Problem description: Tally how many lines of these entries hold the string "another". Return the number alone.

-- Start Data --

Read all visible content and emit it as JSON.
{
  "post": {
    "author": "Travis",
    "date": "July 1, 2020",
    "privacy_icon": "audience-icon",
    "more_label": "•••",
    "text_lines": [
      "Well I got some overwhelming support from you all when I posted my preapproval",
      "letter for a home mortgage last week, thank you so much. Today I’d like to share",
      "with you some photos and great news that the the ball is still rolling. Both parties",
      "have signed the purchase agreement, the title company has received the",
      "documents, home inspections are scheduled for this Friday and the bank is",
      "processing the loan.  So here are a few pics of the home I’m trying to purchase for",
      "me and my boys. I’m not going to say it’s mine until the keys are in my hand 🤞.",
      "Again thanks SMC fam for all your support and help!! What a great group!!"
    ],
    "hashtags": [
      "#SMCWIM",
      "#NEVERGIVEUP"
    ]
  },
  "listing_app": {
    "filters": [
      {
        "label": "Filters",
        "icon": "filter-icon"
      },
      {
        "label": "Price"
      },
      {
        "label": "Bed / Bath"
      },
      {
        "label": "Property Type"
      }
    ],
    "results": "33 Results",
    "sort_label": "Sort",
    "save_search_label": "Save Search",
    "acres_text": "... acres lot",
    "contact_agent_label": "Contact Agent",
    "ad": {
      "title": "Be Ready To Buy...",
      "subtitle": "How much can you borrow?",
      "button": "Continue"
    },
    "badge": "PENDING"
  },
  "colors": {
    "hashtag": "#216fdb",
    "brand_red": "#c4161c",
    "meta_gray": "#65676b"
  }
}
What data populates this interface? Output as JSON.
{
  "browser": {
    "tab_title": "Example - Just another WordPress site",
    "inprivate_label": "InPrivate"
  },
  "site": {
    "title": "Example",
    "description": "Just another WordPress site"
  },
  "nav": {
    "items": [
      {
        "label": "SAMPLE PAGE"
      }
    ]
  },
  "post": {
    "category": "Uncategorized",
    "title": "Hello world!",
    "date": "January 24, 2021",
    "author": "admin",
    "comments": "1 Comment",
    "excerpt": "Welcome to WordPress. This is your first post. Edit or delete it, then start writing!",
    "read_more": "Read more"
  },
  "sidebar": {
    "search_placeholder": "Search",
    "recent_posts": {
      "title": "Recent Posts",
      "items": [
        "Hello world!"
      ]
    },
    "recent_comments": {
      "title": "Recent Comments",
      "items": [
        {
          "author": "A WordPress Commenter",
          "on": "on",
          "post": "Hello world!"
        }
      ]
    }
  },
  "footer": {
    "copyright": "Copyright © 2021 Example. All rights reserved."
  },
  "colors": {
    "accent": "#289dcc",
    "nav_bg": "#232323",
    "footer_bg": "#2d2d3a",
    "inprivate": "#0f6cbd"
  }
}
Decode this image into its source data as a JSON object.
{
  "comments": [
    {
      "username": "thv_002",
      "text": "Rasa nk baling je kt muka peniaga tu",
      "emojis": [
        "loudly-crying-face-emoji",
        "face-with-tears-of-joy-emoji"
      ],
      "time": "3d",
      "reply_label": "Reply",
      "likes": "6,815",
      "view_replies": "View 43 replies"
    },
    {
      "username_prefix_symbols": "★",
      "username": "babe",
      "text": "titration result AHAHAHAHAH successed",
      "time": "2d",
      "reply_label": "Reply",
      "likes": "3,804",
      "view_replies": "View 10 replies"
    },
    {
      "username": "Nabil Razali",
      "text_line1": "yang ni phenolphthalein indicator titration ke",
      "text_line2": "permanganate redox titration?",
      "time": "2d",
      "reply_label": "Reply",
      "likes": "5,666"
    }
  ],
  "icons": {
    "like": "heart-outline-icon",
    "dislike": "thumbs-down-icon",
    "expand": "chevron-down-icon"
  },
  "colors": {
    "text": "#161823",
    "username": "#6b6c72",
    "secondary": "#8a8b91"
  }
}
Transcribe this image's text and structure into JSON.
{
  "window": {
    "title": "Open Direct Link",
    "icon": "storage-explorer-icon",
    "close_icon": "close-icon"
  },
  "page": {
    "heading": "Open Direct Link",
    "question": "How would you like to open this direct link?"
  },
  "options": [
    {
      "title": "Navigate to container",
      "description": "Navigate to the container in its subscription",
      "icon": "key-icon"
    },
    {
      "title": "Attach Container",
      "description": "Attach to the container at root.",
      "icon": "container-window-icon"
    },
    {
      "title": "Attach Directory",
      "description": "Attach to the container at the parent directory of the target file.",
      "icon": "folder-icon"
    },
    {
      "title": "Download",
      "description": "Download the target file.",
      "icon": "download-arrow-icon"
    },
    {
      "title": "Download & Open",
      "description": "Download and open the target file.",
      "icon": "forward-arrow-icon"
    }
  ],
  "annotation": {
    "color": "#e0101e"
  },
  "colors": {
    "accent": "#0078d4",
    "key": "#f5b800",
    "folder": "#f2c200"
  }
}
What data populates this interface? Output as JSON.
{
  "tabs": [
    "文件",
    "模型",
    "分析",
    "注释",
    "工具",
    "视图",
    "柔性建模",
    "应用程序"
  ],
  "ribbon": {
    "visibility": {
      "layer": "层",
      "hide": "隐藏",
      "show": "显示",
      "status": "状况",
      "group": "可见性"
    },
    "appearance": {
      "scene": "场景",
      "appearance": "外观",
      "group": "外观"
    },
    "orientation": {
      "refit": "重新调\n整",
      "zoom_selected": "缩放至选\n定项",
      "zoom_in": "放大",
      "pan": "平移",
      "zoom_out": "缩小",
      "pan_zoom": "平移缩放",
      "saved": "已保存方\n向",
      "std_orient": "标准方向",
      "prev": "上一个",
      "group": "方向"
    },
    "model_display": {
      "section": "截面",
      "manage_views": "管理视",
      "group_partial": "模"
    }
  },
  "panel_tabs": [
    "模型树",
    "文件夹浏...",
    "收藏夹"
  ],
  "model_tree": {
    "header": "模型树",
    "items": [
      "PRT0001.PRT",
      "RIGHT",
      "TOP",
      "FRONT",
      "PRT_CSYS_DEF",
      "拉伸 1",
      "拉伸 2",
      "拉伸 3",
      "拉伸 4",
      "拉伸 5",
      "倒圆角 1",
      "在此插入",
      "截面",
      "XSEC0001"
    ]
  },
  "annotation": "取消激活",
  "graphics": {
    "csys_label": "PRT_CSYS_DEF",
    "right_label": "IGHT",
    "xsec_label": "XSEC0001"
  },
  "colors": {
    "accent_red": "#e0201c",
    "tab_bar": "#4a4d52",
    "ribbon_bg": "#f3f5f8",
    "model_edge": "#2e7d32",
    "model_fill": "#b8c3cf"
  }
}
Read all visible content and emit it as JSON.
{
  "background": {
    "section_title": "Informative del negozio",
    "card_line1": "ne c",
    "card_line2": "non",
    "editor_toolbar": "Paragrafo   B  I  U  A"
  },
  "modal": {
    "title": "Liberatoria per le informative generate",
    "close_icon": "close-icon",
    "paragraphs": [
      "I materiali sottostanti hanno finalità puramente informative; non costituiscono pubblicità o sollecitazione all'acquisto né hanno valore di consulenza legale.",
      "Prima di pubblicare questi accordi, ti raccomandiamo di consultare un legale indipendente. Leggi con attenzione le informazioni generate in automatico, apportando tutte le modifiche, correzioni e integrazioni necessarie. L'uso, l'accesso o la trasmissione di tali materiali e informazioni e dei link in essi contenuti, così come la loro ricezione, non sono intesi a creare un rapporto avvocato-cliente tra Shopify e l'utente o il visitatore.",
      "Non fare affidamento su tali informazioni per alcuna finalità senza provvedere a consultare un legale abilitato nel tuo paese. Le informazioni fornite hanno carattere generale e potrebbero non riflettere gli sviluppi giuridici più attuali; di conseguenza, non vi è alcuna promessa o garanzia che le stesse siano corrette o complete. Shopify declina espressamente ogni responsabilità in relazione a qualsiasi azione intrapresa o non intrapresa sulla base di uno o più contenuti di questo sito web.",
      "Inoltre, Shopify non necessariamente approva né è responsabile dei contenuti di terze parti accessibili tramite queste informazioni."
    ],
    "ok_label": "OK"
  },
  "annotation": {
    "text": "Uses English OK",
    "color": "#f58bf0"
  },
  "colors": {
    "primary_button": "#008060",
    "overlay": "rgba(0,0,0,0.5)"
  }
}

-- End Data --

Exercise result: 2